### [Your task]
In the listing below, locate the lines bearing the word "домовой". Copy every one of them.

(Extracted data entries)
** start **

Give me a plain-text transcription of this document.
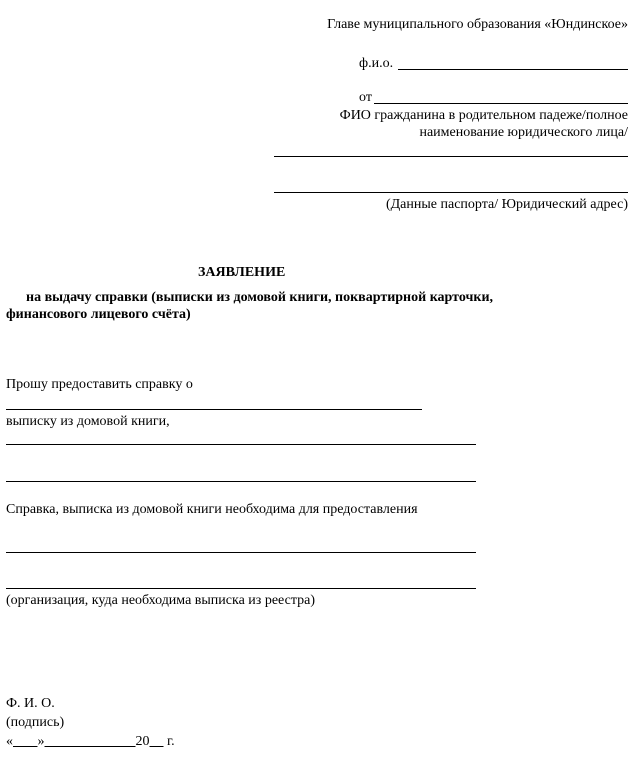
Главе муниципального образования «Юндинское»
ф.и.о.
от
ФИО гражданина в родительном падеже/полное
наименование юридического лица/
(Данные паспорта/ Юридический адрес)
ЗАЯВЛЕНИЕ
на выдачу справки (выписки из домовой книги, поквартирной карточки,
финансового лицевого счёта)
Прошу предоставить справку о
выписку из домовой книги,
Справка, выписка из домовой книги необходима для предоставления
(организация, куда необходима выписка из реестра)
Ф. И. О.
(подпись)
« »	20 г.
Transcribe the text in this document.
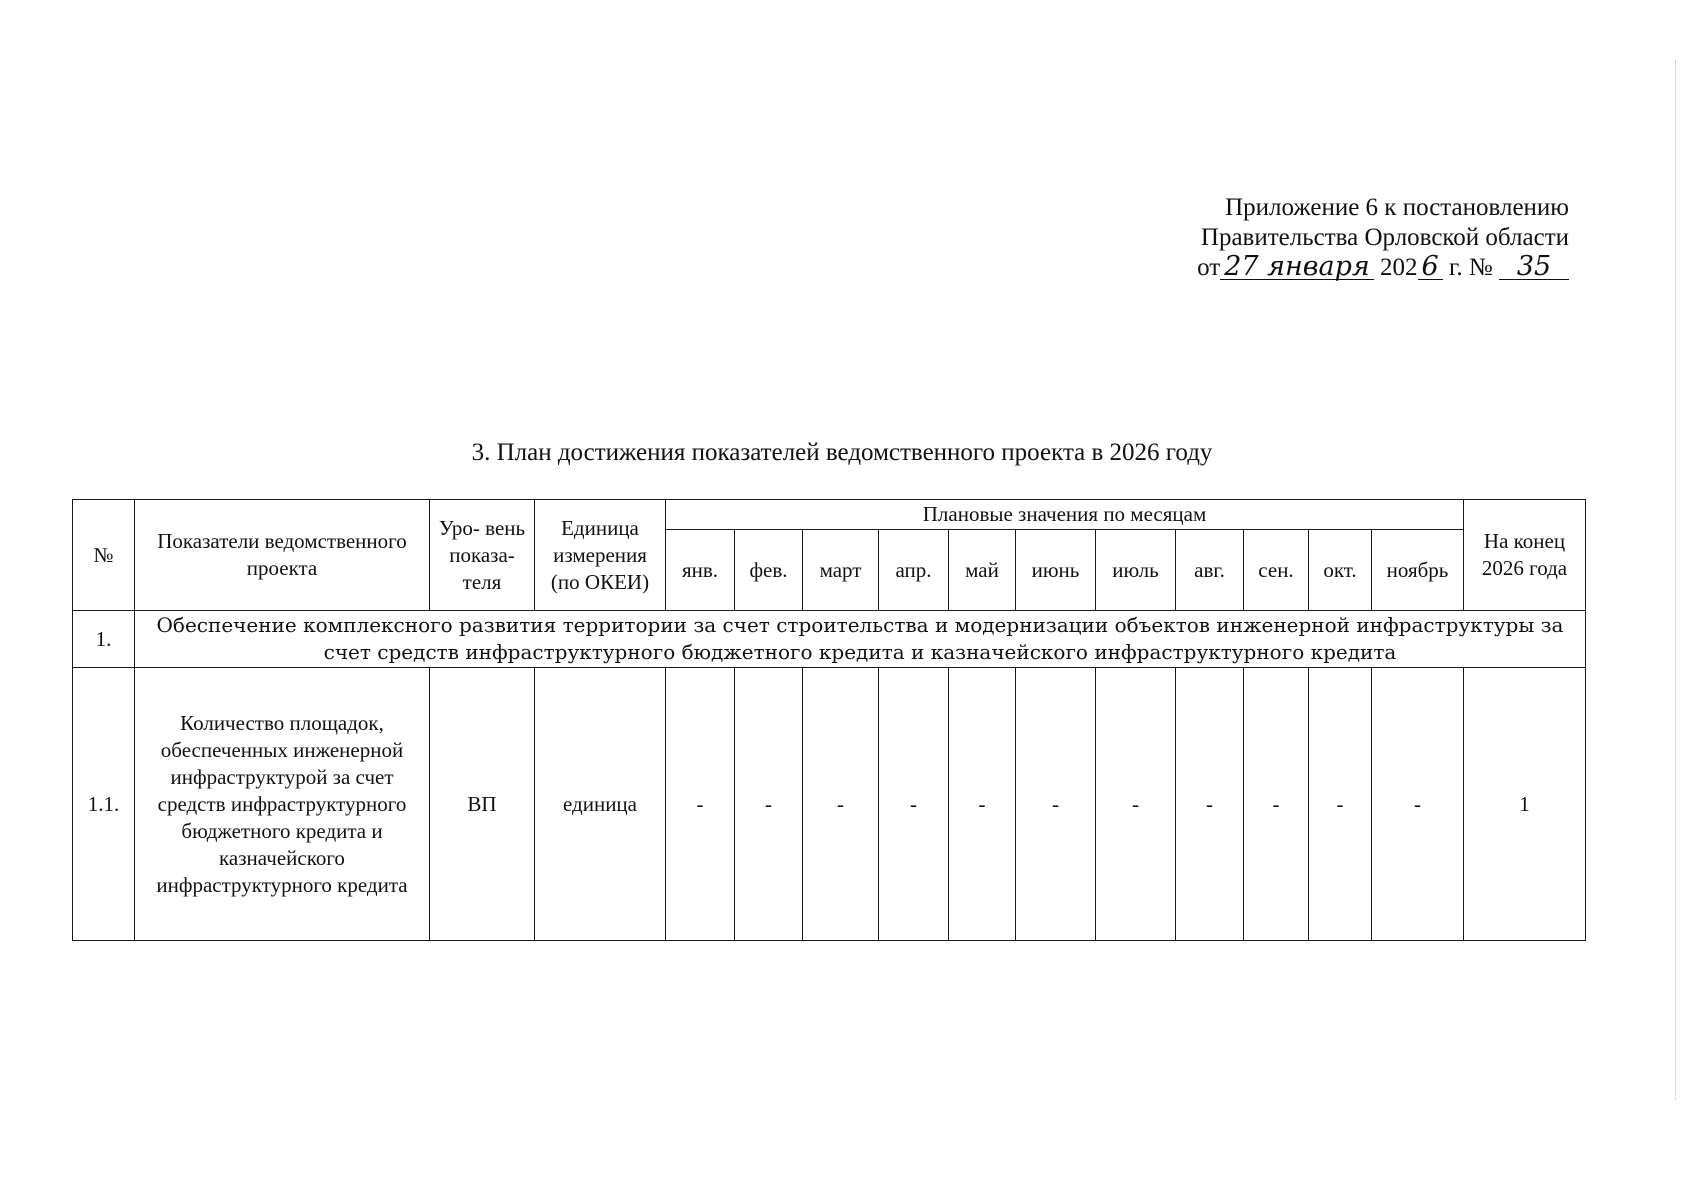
Приложение 6 к постановлению
Правительства Орловской области
от 27 января 202 6 г. № 35
3. План достижения показателей ведомственного проекта в 2026 году
№	Показатели ведомственного проекта	Уро- вень показа- теля	Единица измерения (по ОКЕИ)	Плановые значения по месяцам											На конец 2026 года
				янв.	фев.	март	апр.	май	июнь	июль	авг.	сен.	окт.	ноябрь	
1.	Обеспечение комплексного развития территории за счет строительства и модернизации объектов инженерной инфраструктуры за счет средств инфраструктурного бюджетного кредита и казначейского инфраструктурного кредита														
1.1.	Количество площадок, обеспеченных инженерной инфраструктурой за счет средств инфраструктурного бюджетного кредита и казначейского инфраструктурного кредита	ВП	единица	-	-	-	-	-	-	-	-	-	-	-	1
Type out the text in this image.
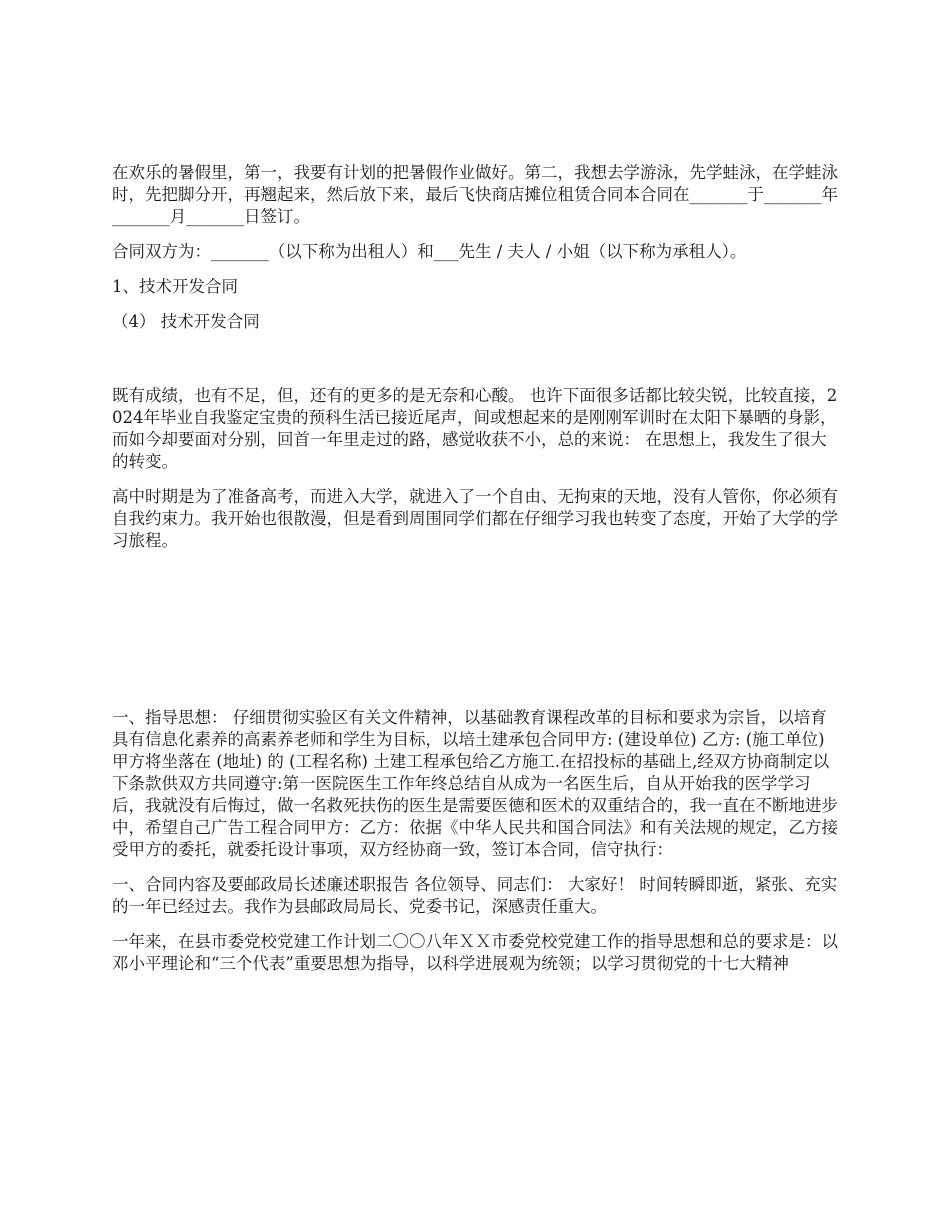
在欢乐的暑假里，第一，我要有计划的把暑假作业做好。第二，我想去学游泳，先学蛙泳，在学蛙泳时，先把脚分开，再翘起来，然后放下来，最后飞快商店摊位租赁合同本合同在_______于_______年_______月_______日签订。

合同双方为：_______（以下称为出租人）和___先生 / 夫人 / 小姐（以下称为承租人）。

1、技术开发合同

（4） 技术开发合同

既有成绩，也有不足，但，还有的更多的是无奈和心酸。 也许下面很多话都比较尖锐，比较直接，2024年毕业自我鉴定宝贵的预科生活已接近尾声，间或想起来的是刚刚军训时在太阳下暴晒的身影，而如今却要面对分别，回首一年里走过的路，感觉收获不小，总的来说： 在思想上，我发生了很大的转变。

高中时期是为了准备高考，而进入大学，就进入了一个自由、无拘束的天地，没有人管你，你必须有自我约束力。我开始也很散漫，但是看到周围同学们都在仔细学习我也转变了态度，开始了大学的学习旅程。

一、指导思想： 仔细贯彻实验区有关文件精神，以基础教育课程改革的目标和要求为宗旨，以培育具有信息化素养的高素养老师和学生为目标，以培土建承包合同甲方: (建设单位) 乙方: (施工单位) 甲方将坐落在 (地址) 的 (工程名称) 土建工程承包给乙方施工.在招投标的基础上,经双方协商制定以下条款供双方共同遵守:第一医院医生工作年终总结自从成为一名医生后，自从开始我的医学学习后，我就没有后悔过，做一名救死扶伤的医生是需要医德和医术的双重结合的，我一直在不断地进步中，希望自己广告工程合同甲方：乙方：依据《中华人民共和国合同法》和有关法规的规定，乙方接受甲方的委托，就委托设计事项，双方经协商一致，签订本合同，信守执行：

一、合同内容及要邮政局长述廉述职报告 各位领导、同志们： 大家好！ 时间转瞬即逝，紧张、充实的一年已经过去。我作为县邮政局局长、党委书记，深感责任重大。

一年来，在县市委党校党建工作计划二〇〇八年ＸＸ市委党校党建工作的指导思想和总的要求是：以邓小平理论和“三个代表”重要思想为指导，以科学进展观为统领；以学习贯彻党的十七大精神
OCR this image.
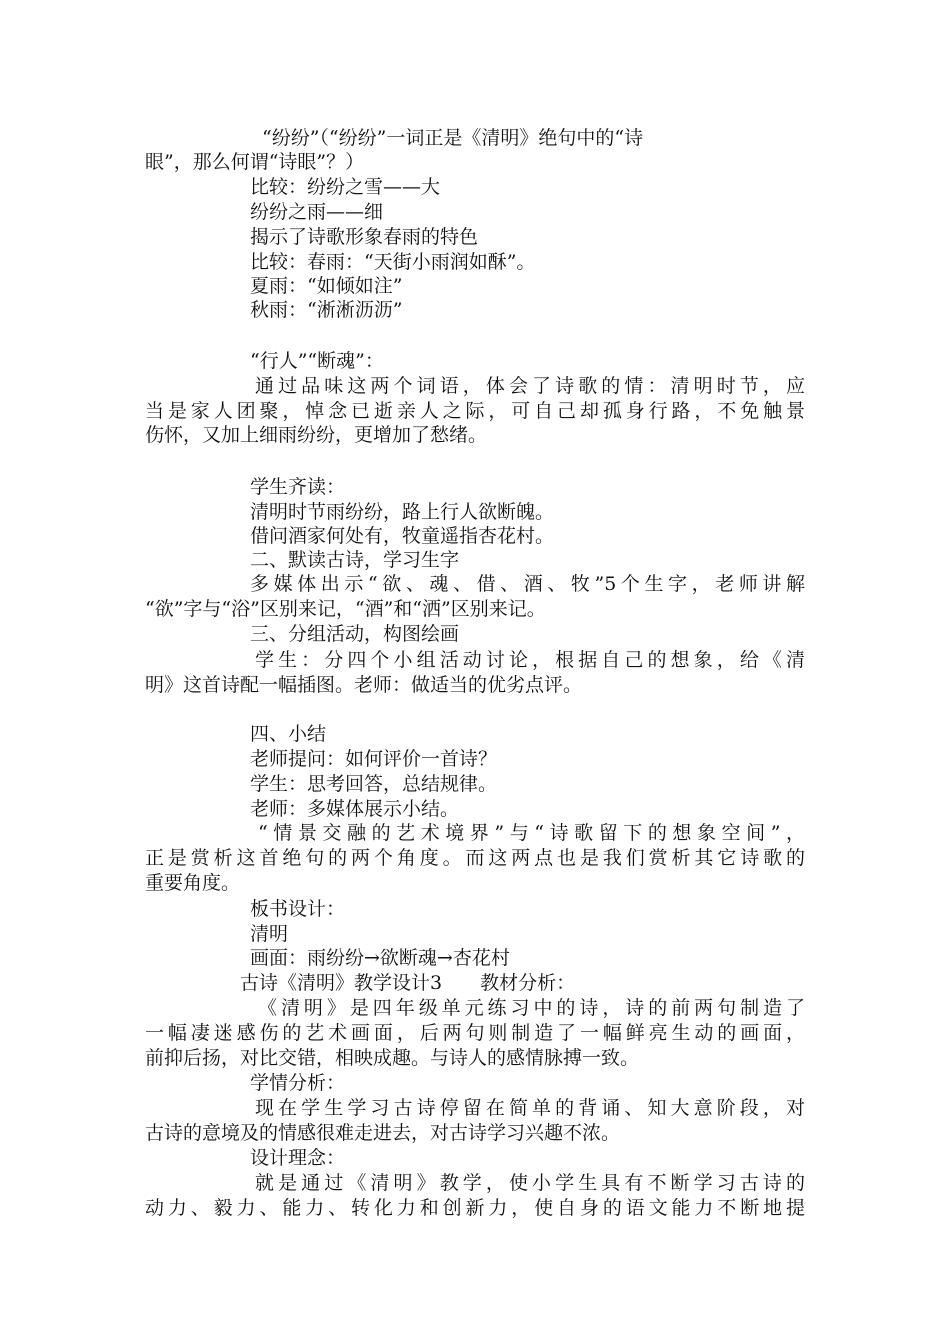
“纷纷”（“纷纷”一词正是《清明》绝句中的“诗
眼”，那么何谓“诗眼”？）
比较：纷纷之雪——大
纷纷之雨——细
揭示了诗歌形象春雨的特色
比较：春雨：“天街小雨润如酥”。
夏雨：“如倾如注”
秋雨：“淅淅沥沥”
“行人”“断魂”：
通过品味这两个词语，体会了诗歌的情：清明时节，应
当是家人团聚，悼念已逝亲人之际，可自己却孤身行路，不免触景
伤怀，又加上细雨纷纷，更增加了愁绪。
学生齐读：
清明时节雨纷纷，路上行人欲断魄。
借问酒家何处有，牧童遥指杏花村。
二、默读古诗，学习生字
多媒体出示“欲、魂、借、酒、牧”5个生字，老师讲解
“欲”字与“浴”区别来记，“酒”和“洒”区别来记。
三、分组活动，构图绘画
学生：分四个小组活动讨论，根据自己的想象，给《清
明》这首诗配一幅插图。老师：做适当的优劣点评。
四、小结
老师提问：如何评价一首诗？
学生：思考回答，总结规律。
老师：多媒体展示小结。
“情景交融的艺术境界”与“诗歌留下的想象空间”，
正是赏析这首绝句的两个角度。而这两点也是我们赏析其它诗歌的
重要角度。
板书设计：
清明
画面：雨纷纷→欲断魂→杏花村
古诗《清明》教学设计3　　教材分析：
《清明》是四年级单元练习中的诗，诗的前两句制造了
一幅凄迷感伤的艺术画面，后两句则制造了一幅鲜亮生动的画面，
前抑后扬，对比交错，相映成趣。与诗人的感情脉搏一致。
学情分析：
现在学生学习古诗停留在简单的背诵、知大意阶段，对
古诗的意境及的情感很难走进去，对古诗学习兴趣不浓。
设计理念：
就是通过《清明》教学，使小学生具有不断学习古诗的
动力、毅力、能力、转化力和创新力，使自身的语文能力不断地提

** end **

### [Exercise result]
на выдачу справки (выписки из домовой книги, поквартирной карточки,
выписку из домовой книги,
Справка, выписка из домовой книги необходима для предоставления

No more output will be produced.